Exercise - Look through the data below and report how many lines include "JSON". Only the number should be given.

═══ Data to use

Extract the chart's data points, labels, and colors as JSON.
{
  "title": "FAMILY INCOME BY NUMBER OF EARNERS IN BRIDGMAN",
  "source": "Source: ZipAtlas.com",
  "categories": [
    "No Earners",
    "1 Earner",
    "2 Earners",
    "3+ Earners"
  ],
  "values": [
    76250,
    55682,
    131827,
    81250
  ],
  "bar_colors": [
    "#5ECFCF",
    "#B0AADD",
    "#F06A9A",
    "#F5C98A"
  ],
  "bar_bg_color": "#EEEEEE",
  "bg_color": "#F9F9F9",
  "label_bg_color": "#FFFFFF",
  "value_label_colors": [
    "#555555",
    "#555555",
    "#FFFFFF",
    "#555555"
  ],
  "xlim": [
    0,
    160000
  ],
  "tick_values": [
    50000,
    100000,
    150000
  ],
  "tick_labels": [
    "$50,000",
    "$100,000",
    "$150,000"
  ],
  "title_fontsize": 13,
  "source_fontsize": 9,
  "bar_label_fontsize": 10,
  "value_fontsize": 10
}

══════
═══ Data to use

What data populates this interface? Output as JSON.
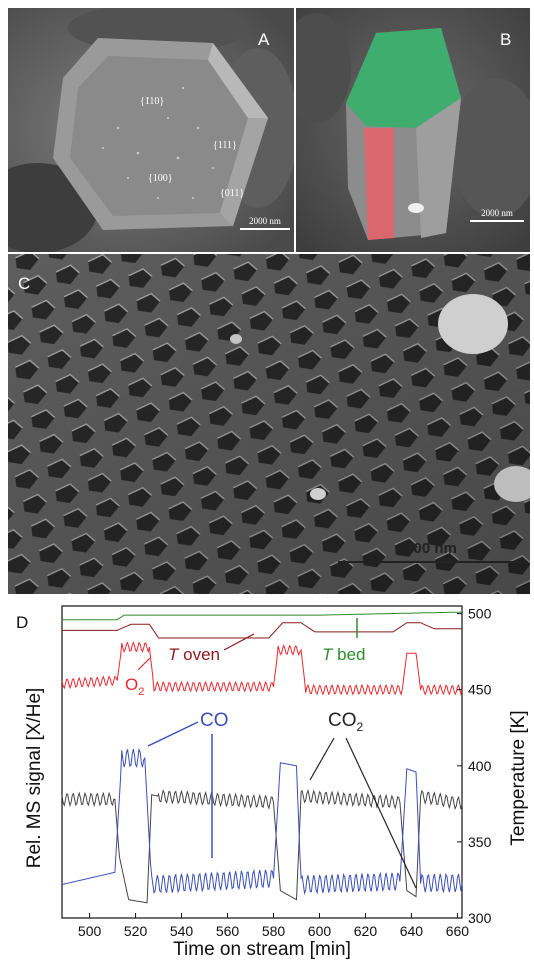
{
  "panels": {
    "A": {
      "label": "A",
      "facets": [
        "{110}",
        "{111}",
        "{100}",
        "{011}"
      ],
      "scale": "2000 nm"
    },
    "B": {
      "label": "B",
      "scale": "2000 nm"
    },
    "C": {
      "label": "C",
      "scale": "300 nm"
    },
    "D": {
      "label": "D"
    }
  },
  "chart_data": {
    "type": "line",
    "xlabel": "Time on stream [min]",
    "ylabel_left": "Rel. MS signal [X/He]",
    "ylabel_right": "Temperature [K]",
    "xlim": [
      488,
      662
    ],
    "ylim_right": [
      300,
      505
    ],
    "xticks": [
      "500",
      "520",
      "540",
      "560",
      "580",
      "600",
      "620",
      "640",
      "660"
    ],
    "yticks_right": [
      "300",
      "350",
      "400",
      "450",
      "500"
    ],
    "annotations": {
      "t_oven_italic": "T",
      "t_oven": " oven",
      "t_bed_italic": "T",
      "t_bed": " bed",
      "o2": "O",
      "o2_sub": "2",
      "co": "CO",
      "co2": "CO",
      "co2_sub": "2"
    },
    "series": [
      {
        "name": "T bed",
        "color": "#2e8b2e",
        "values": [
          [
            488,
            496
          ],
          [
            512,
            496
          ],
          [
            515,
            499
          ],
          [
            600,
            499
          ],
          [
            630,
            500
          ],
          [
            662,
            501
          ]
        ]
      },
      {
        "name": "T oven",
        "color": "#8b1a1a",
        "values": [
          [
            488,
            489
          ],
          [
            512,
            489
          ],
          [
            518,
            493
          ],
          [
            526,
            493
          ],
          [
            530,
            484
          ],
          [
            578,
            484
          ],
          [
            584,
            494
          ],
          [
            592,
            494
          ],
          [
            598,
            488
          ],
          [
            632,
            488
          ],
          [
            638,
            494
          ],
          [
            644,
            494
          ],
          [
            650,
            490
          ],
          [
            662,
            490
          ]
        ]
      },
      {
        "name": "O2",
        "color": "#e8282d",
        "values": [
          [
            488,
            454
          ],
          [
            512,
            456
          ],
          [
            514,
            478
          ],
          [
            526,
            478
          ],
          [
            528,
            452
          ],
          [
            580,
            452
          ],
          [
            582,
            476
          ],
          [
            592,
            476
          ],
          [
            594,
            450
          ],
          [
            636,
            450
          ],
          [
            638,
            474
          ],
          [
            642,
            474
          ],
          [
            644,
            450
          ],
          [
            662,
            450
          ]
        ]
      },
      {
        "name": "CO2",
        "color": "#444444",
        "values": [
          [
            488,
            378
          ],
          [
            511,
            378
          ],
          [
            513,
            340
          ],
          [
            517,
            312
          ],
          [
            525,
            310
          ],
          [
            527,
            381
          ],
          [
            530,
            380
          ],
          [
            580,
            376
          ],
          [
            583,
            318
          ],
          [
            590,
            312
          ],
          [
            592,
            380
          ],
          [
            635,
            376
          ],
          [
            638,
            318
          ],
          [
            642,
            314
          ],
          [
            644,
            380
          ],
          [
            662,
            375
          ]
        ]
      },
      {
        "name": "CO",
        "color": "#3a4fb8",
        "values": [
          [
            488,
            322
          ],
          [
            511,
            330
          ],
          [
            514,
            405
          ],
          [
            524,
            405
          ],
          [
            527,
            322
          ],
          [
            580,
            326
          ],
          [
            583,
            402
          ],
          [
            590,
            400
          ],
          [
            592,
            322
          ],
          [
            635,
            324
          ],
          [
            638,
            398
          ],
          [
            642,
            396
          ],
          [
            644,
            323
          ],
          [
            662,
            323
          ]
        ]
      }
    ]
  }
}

══════

Answer to this exercise - 2